Some records
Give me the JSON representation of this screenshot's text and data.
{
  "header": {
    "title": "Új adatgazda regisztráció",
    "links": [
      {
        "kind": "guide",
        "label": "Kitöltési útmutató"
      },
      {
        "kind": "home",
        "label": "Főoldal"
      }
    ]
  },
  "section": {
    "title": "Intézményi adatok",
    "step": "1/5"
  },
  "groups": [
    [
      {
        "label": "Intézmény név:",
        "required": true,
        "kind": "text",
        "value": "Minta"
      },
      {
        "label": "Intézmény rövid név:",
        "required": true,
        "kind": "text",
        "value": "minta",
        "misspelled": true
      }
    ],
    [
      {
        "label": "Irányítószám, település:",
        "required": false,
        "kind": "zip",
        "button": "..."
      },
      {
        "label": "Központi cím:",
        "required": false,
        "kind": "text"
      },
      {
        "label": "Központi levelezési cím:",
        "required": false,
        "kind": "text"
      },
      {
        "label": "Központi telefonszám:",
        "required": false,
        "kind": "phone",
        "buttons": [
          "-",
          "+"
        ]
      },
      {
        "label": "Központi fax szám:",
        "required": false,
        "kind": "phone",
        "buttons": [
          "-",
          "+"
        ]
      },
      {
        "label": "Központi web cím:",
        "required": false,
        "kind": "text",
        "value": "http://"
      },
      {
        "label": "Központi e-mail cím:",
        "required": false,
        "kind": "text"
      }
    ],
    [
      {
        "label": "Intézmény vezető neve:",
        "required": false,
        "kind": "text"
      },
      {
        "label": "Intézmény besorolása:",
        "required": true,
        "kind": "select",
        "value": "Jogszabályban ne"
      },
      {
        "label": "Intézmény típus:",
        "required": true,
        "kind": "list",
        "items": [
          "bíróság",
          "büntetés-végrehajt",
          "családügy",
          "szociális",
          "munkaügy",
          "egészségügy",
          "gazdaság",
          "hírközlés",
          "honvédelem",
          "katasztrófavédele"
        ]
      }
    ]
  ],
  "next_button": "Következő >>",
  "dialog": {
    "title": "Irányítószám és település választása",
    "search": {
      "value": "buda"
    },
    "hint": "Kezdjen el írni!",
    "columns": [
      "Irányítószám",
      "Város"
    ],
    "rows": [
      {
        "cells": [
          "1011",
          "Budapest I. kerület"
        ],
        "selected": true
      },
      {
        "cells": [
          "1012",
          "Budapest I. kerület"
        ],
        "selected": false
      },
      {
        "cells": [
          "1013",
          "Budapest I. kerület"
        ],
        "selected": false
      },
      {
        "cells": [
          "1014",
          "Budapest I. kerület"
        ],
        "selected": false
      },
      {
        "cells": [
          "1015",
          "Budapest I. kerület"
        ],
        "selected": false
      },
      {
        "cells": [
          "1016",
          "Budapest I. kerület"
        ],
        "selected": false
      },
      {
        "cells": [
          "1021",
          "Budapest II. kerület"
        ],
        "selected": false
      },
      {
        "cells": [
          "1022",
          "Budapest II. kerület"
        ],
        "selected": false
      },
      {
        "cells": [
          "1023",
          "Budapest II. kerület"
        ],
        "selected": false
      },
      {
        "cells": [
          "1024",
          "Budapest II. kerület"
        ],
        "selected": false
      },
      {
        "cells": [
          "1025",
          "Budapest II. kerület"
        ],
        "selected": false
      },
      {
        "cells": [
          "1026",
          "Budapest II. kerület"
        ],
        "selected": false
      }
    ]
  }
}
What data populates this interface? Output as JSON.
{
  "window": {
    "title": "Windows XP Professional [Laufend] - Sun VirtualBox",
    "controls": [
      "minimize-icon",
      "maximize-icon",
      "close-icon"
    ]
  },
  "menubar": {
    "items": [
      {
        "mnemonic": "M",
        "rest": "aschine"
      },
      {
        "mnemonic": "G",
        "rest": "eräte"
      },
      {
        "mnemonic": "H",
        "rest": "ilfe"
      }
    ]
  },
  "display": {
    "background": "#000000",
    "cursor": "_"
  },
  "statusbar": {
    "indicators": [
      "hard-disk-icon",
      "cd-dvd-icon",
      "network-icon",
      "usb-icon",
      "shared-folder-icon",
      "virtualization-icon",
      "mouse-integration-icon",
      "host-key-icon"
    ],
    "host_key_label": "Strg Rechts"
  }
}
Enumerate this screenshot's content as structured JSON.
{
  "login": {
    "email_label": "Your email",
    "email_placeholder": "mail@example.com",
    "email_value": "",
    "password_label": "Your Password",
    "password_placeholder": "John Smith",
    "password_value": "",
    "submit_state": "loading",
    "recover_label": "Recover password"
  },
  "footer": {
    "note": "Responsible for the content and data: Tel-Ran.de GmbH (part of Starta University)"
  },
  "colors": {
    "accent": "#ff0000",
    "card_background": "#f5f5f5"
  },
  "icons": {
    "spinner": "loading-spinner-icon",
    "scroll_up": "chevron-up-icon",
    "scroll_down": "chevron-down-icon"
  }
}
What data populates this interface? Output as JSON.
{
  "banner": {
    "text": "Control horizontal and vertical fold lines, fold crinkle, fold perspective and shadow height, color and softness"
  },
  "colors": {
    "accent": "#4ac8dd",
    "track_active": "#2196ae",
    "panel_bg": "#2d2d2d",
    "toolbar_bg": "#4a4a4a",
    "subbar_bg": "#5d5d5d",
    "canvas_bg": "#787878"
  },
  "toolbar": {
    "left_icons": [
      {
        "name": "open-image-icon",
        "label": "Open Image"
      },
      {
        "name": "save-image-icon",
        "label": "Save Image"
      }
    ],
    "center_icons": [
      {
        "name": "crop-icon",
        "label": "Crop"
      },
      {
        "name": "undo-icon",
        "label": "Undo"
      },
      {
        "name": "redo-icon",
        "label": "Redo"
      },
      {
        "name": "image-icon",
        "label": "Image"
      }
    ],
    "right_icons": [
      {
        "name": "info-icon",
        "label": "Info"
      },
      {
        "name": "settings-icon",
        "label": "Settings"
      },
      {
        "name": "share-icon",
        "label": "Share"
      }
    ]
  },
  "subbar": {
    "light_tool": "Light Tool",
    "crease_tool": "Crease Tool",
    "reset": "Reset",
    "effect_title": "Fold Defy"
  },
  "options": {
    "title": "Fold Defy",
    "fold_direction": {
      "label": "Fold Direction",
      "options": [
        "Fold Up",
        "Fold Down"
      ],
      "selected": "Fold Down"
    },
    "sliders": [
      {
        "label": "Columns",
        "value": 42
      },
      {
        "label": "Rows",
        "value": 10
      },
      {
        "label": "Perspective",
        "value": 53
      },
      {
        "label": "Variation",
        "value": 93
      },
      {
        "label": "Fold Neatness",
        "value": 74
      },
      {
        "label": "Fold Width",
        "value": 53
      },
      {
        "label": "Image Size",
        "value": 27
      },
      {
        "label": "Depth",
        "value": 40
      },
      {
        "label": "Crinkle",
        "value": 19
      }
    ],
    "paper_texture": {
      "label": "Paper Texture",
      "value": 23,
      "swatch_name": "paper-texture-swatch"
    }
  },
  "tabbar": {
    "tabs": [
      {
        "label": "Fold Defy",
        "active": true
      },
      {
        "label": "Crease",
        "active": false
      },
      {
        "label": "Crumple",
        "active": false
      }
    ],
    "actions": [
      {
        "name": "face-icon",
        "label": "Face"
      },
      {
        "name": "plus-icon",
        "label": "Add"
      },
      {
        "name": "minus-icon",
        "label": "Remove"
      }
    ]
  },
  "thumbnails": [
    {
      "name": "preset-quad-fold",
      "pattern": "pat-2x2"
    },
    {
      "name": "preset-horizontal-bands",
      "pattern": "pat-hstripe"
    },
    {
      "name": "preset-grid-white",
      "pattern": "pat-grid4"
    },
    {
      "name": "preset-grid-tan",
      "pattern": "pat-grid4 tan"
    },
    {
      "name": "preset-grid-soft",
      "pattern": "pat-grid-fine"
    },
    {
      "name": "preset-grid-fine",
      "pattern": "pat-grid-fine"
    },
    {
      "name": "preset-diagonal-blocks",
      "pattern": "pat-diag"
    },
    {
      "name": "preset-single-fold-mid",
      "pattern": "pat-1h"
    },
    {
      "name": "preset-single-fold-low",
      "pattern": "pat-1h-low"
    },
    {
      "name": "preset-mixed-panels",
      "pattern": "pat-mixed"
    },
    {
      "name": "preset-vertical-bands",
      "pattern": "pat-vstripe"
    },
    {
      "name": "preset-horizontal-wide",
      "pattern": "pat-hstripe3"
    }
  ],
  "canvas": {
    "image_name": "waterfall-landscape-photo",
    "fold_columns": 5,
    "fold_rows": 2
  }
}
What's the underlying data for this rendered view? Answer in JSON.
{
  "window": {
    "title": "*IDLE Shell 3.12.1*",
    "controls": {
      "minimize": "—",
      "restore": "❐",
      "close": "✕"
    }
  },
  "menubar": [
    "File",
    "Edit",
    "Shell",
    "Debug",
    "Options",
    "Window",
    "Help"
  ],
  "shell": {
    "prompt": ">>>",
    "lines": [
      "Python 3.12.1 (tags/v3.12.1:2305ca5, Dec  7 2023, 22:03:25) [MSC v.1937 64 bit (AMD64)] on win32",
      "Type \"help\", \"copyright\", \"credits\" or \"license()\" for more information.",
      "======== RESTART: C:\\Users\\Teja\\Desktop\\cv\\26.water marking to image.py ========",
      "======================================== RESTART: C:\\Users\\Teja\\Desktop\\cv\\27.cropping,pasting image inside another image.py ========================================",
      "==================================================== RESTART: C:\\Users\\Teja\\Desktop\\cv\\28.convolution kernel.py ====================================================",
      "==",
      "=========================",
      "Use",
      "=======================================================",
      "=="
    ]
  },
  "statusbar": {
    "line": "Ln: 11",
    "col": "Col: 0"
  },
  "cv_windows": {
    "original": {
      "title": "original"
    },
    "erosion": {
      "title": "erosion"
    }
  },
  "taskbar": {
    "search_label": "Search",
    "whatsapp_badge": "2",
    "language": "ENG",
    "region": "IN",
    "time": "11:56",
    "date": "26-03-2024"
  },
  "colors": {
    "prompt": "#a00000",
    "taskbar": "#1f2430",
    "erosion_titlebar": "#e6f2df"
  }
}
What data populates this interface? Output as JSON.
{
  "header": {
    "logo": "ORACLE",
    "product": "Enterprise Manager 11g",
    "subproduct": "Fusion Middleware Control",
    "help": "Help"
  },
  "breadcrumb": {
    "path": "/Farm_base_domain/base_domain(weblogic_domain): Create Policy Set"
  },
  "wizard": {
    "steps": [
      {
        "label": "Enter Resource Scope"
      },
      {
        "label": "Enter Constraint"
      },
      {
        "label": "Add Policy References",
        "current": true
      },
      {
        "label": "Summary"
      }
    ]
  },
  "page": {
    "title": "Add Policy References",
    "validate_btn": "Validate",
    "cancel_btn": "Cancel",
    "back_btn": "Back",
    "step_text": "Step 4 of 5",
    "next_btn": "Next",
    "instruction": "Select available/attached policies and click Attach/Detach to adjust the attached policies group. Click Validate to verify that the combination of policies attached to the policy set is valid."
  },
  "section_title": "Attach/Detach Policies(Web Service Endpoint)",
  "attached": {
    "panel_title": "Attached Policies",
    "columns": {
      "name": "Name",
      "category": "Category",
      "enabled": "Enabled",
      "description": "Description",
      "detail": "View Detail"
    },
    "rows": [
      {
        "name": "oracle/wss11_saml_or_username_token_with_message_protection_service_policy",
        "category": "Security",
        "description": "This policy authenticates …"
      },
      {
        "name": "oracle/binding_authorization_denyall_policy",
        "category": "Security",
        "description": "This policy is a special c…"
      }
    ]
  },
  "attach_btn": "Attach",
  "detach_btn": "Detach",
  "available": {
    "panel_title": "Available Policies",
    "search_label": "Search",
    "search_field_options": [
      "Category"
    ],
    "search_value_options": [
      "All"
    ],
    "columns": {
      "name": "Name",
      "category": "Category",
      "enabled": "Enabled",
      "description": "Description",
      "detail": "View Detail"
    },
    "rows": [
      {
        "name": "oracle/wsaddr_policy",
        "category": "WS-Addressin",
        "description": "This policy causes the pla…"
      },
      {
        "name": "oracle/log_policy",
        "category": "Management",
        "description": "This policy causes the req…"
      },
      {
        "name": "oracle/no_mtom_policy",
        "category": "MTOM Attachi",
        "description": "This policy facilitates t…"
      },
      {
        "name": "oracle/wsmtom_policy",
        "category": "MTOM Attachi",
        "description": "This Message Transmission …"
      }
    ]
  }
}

• [WORK INSTRUCTIONS]: Using the listing above, pick out each line that contains the word "loading", then copy it.

• [TASK RESULT]:
    "submit_state": "loading",
    "spinner": "loading-spinner-icon",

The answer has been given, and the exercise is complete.